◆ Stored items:

▬▬▬▬▬▬

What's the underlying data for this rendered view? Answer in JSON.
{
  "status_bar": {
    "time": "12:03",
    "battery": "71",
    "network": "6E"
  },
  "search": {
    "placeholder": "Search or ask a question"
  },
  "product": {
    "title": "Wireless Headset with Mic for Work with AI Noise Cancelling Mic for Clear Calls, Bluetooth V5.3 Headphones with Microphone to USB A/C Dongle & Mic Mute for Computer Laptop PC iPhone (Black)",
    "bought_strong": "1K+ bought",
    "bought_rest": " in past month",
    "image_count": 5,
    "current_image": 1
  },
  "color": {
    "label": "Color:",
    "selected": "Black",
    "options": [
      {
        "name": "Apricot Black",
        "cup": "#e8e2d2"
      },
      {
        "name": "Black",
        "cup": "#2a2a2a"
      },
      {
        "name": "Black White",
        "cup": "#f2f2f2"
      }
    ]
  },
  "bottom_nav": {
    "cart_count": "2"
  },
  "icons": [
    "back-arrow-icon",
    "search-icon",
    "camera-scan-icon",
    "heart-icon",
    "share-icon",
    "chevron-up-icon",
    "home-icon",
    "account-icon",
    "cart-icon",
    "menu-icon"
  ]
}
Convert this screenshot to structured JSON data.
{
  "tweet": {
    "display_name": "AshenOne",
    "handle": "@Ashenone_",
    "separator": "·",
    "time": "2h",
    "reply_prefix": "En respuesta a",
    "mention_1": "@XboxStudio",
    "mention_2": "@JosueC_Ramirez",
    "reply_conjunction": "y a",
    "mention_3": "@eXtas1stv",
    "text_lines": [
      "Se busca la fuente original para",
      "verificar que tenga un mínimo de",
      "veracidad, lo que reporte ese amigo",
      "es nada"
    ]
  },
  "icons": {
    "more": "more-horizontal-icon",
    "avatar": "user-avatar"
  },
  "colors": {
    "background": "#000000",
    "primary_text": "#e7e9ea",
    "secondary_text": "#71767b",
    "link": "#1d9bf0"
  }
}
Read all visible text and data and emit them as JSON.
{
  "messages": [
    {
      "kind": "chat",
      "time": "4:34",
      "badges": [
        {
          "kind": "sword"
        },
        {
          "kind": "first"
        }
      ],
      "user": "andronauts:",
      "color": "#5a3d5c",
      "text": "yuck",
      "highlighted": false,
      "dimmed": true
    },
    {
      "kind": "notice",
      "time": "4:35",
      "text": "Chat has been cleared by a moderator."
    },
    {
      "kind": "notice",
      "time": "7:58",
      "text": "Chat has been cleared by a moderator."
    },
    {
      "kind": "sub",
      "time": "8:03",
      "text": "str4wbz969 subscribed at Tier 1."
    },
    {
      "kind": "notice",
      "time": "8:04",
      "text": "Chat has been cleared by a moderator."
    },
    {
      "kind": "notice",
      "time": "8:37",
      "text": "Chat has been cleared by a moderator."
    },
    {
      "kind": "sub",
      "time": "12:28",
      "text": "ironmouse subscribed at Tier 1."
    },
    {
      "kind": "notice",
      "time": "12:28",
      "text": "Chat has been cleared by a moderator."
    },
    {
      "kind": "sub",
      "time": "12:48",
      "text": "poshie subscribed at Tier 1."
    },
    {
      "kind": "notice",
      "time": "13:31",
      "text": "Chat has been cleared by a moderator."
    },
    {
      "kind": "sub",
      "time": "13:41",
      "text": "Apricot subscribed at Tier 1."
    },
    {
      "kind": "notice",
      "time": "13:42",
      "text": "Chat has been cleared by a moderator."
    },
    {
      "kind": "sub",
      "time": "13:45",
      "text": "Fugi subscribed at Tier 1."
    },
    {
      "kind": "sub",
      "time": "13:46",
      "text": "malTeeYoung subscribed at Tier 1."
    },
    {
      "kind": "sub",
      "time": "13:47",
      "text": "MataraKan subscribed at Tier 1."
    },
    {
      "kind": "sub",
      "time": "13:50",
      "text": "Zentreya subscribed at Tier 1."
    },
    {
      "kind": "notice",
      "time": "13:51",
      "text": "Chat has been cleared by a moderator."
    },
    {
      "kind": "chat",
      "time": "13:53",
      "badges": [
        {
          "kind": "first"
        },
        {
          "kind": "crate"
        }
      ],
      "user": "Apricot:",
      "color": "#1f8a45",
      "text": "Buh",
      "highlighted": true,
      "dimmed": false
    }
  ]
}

▬▬▬▬▬▬

◆ GOAL OF THE EXERCISE: Using the listing above, gather each line that holds the string "Apricot" and copy it.

◆ REPLY:
        "name": "Apricot Black",
      "text": "Apricot subscribed at Tier 1."
      "user": "Apricot:",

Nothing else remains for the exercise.